TASK OBJECTIVE:
Output the data word for word, dropping every image.

____ THE INPUT

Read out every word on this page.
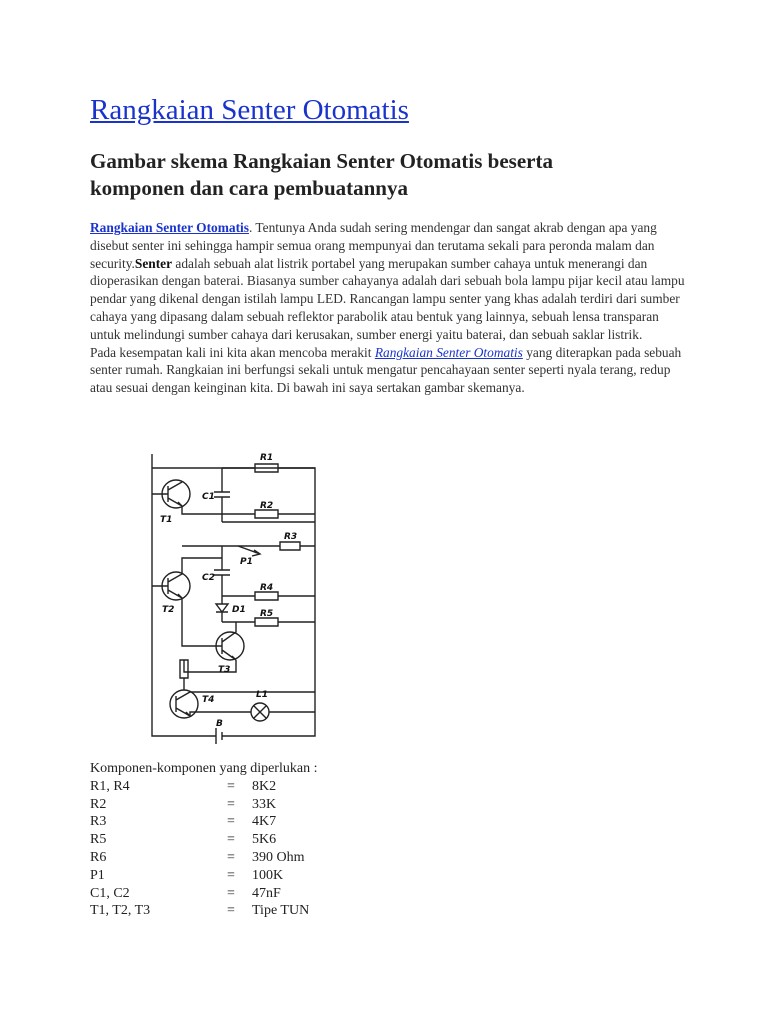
Rangkaian Senter Otomatis
Gambar skema Rangkaian Senter Otomatis beserta komponen dan cara pembuatannya

Rangkaian Senter Otomatis. Tentunya Anda sudah sering mendengar dan sangat akrab dengan apa yang disebut senter ini sehingga hampir semua orang mempunyai dan terutama sekali para peronda malam dan security.Senter adalah sebuah alat listrik portabel yang merupakan sumber cahaya untuk menerangi dan dioperasikan dengan baterai. Biasanya sumber cahayanya adalah dari sebuah bola lampu pijar kecil atau lampu pendar yang dikenal dengan istilah lampu LED. Rancangan lampu senter yang khas adalah terdiri dari sumber cahaya yang dipasang dalam sebuah reflektor parabolik atau bentuk yang lainnya, sebuah lensa transparan untuk melindungi sumber cahaya dari kerusakan, sumber energi yaitu baterai, dan sebuah saklar listrik.

Pada kesempatan kali ini kita akan mencoba merakit Rangkaian Senter Otomatis yang diterapkan pada sebuah senter rumah. Rangkaian ini berfungsi sekali untuk mengatur pencahayaan senter seperti nyala terang, redup atau sesuai dengan keinginan kita. Di bawah ini saya sertakan gambar skemanya.

T1
C1
R1
R2
R3
P1
C2
T2
R4
D1 R5
T3
T4	L1
B

Komponen-komponen yang diperlukan :

R1, R4	= 8K2
R2	= 33K
R3	= 4K7
R5	= 5K6
R6	= 390 Ohm
P1	= 100K
C1, C2	= 47nF
T1, T2, T3	= Tipe TUN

________

RESPONSE:
Read out every word on this page.
Rangkaian Senter Otomatis
Gambar skema Rangkaian Senter Otomatis beserta komponen dan cara pembuatannya

Rangkaian Senter Otomatis. Tentunya Anda sudah sering mendengar dan sangat akrab dengan apa yang disebut senter ini sehingga hampir semua orang mempunyai dan terutama sekali para peronda malam dan security.Senter adalah sebuah alat listrik portabel yang merupakan sumber cahaya untuk menerangi dan dioperasikan dengan baterai. Biasanya sumber cahayanya adalah dari sebuah bola lampu pijar kecil atau lampu pendar yang dikenal dengan istilah lampu LED. Rancangan lampu senter yang khas adalah terdiri dari sumber cahaya yang dipasang dalam sebuah reflektor parabolik atau bentuk yang lainnya, sebuah lensa transparan untuk melindungi sumber cahaya dari kerusakan, sumber energi yaitu baterai, dan sebuah saklar listrik.

Pada kesempatan kali ini kita akan mencoba merakit Rangkaian Senter Otomatis yang diterapkan pada sebuah senter rumah. Rangkaian ini berfungsi sekali untuk mengatur pencahayaan senter seperti nyala terang, redup atau sesuai dengan keinginan kita. Di bawah ini saya sertakan gambar skemanya.

T1
C1
R1
R2
R3
P1
C2
T2
R4
D1 R5
T3
T4	L1
B

Komponen-komponen yang diperlukan :

R1, R4	= 8K2
R2	= 33K
R3	= 4K7
R5	= 5K6
R6	= 390 Ohm
P1	= 100K
C1, C2	= 47nF
T1, T2, T3	= Tipe TUN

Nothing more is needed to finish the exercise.